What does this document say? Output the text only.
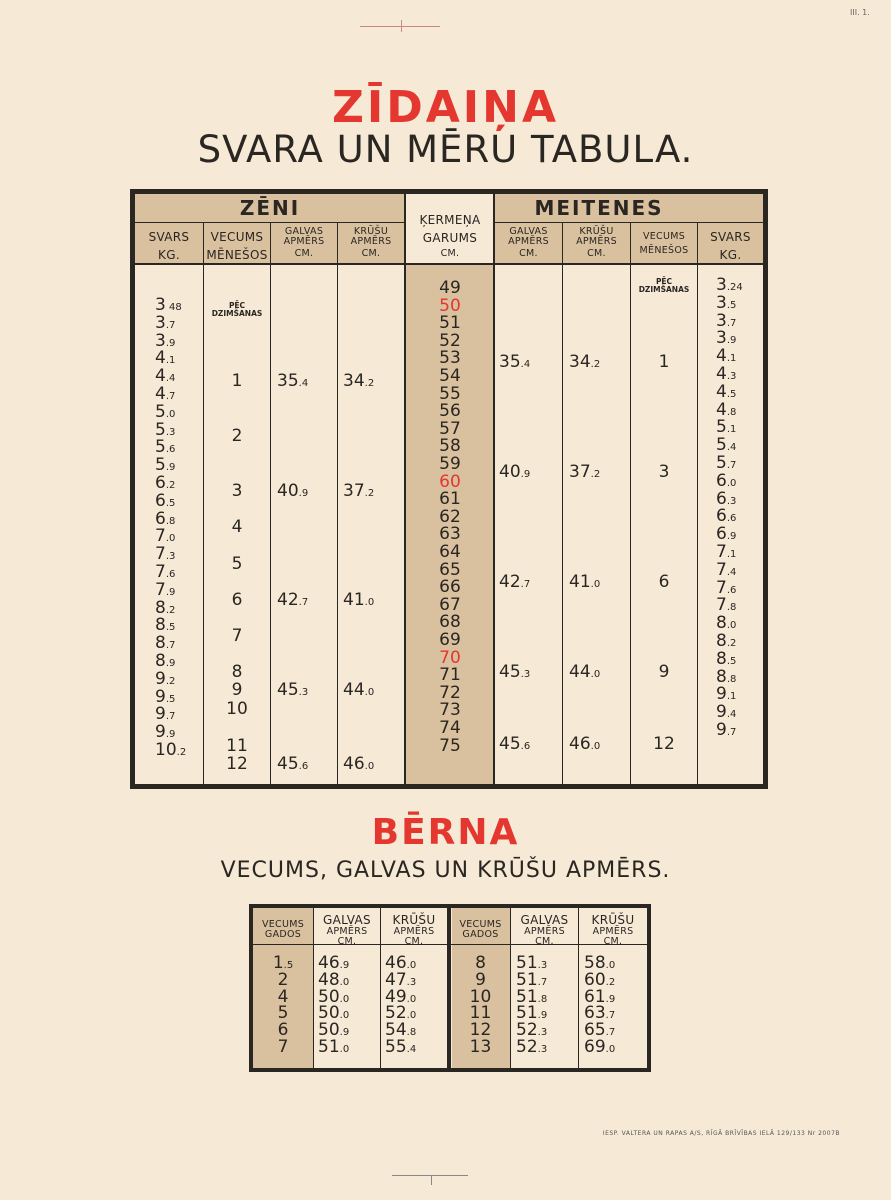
III. 1.
ZĪDAIŅA
SVARA UN MĒRU TABULA.
ZĒNI	MEITENES
SVARS
KG.
VECUMS
MĒNEŠOS
GALVAS
APMĒRS
CM.
KRŪŠU
APMĒRS
CM.
ĶERMEŅA
GARUMS
CM.
GALVAS
APMĒRS
CM.
KRŪŠU
APMĒRS
CM.
VECUMS
MĒNEŠOS
SVARS
KG.
PĒC
DZIMŠANAS
PĒC
DZIMŠANAS
49
50
51
52
53
54
55
56
57
58
59
60
61
62
63
64
65
66
67
68
69
70
71
72
73
74
75
3 48
3.7
3.9
4.1
4.4
4.7
5.0
5.3
5.6
5.9
6.2
6.5
6.8
7.0
7.3
7.6
7.9
8.2
8.5
8.7
8.9
9.2
9.5
9.7
9.9
10.2
3.24
3.5
3.7
3.9
4.1
4.3
4.5
4.8
5.1
5.4
5.7
6.0
6.3
6.6
6.9
7.1
7.4
7.6
7.8
8.0
8.2
8.5
8.8
9.1
9.4
9.7
1
2
3
4
5
6
7
8
9
10
11
12
35.4
40.9
42.7
45.3
45.6
34.2
37.2
41.0
44.0
46.0
35.4
40.9
42.7
45.3
45.6
34.2
37.2
41.0
44.0
46.0
1
3
6
9
12
BĒRNA
VECUMS, GALVAS UN KRŪŠU APMĒRS.
VECUMS
GADOS
GALVAS
APMĒRS
CM.
KRŪŠU
APMĒRS
CM.
VECUMS
GADOS
GALVAS
APMĒRS
CM.
KRŪŠU
APMĒRS
CM.
1.5
2
4
5
6
7
46.9
48.0
50.0
50.0
50.9
51.0
46.0
47.3
49.0
52.0
54.8
55.4
8
9
10
11
12
13
51.3
51.7
51.8
51.9
52.3
52.3
58.0
60.2
61.9
63.7
65.7
69.0
IESP. VALTERA UN RAPAS A/S, RĪGĀ BRĪVĪBAS IELĀ 129/133 Nr 2007B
= = = =
- EXERCISE: Quote all of the entries word for word, omitting any pictures.

- THE RESPONSE:
What does this document say? Output the text only.
III. 1.
ZĪDAIŅA
SVARA UN MĒRU TABULA.
ZĒNI	MEITENES
SVARS
KG.
VECUMS
MĒNEŠOS
GALVAS
APMĒRS
CM.
KRŪŠU
APMĒRS
CM.
ĶERMEŅA
GARUMS
CM.
GALVAS
APMĒRS
CM.
KRŪŠU
APMĒRS
CM.
VECUMS
MĒNEŠOS
SVARS
KG.
PĒC
DZIMŠANAS
PĒC
DZIMŠANAS
49
50
51
52
53
54
55
56
57
58
59
60
61
62
63
64
65
66
67
68
69
70
71
72
73
74
75
3 48
3.7
3.9
4.1
4.4
4.7
5.0
5.3
5.6
5.9
6.2
6.5
6.8
7.0
7.3
7.6
7.9
8.2
8.5
8.7
8.9
9.2
9.5
9.7
9.9
10.2
3.24
3.5
3.7
3.9
4.1
4.3
4.5
4.8
5.1
5.4
5.7
6.0
6.3
6.6
6.9
7.1
7.4
7.6
7.8
8.0
8.2
8.5
8.8
9.1
9.4
9.7
1
2
3
4
5
6
7
8
9
10
11
12
35.4
40.9
42.7
45.3
45.6
34.2
37.2
41.0
44.0
46.0
35.4
40.9
42.7
45.3
45.6
34.2
37.2
41.0
44.0
46.0
1
3
6
9
12
BĒRNA
VECUMS, GALVAS UN KRŪŠU APMĒRS.
VECUMS
GADOS
GALVAS
APMĒRS
CM.
KRŪŠU
APMĒRS
CM.
VECUMS
GADOS
GALVAS
APMĒRS
CM.
KRŪŠU
APMĒRS
CM.
1.5
2
4
5
6
7
46.9
48.0
50.0
50.0
50.9
51.0
46.0
47.3
49.0
52.0
54.8
55.4
8
9
10
11
12
13
51.3
51.7
51.8
51.9
52.3
52.3
58.0
60.2
61.9
63.7
65.7
69.0
IESP. VALTERA UN RAPAS A/S, RĪGĀ BRĪVĪBAS IELĀ 129/133 Nr 2007B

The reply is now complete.